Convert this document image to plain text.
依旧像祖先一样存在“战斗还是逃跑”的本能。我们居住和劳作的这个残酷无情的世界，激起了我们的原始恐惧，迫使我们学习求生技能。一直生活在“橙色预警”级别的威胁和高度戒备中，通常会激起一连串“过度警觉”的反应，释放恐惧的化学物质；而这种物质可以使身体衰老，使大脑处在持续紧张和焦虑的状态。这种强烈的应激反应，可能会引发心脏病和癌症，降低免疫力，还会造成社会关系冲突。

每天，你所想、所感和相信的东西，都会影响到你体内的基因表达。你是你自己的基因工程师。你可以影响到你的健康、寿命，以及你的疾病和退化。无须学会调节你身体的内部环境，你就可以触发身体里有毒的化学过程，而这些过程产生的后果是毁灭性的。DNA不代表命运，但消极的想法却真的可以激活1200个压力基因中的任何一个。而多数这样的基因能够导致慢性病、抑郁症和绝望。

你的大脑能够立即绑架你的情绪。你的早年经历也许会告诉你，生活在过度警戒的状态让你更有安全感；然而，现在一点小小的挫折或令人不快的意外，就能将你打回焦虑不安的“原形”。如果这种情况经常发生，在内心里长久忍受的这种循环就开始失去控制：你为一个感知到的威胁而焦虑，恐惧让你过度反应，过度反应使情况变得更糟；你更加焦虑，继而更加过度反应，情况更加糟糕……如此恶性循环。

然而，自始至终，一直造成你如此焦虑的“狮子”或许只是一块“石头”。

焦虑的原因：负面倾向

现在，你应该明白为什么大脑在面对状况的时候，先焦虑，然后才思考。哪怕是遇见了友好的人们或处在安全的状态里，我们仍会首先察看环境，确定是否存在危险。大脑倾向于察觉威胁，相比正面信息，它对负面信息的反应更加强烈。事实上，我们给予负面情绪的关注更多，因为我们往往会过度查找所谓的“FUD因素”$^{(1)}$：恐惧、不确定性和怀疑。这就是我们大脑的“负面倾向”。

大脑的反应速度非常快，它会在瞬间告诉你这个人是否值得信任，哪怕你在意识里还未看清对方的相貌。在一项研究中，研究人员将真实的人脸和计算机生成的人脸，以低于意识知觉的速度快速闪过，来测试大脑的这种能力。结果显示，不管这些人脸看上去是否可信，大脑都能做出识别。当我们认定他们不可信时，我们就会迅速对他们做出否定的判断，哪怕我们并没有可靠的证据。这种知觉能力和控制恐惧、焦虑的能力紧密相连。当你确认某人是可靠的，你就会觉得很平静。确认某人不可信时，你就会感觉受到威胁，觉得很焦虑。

━━━━━━━━

## [What needs to be done]
Gather up, from the records above, each line where the word "负面倾向" appears.

## [Final result]
焦虑的原因：负面倾向
现在，你应该明白为什么大脑在面对状况的时候，先焦虑，然后才思考。哪怕是遇见了友好的人们或处在安全的状态里，我们仍会首先察看环境，确定是否存在危险。大脑倾向于察觉威胁，相比正面信息，它对负面信息的反应更加强烈。事实上，我们给予负面情绪的关注更多，因为我们往往会过度查找所谓的“FUD因素”$^{(1)}$：恐惧、不确定性和怀疑。这就是我们大脑的“负面倾向”。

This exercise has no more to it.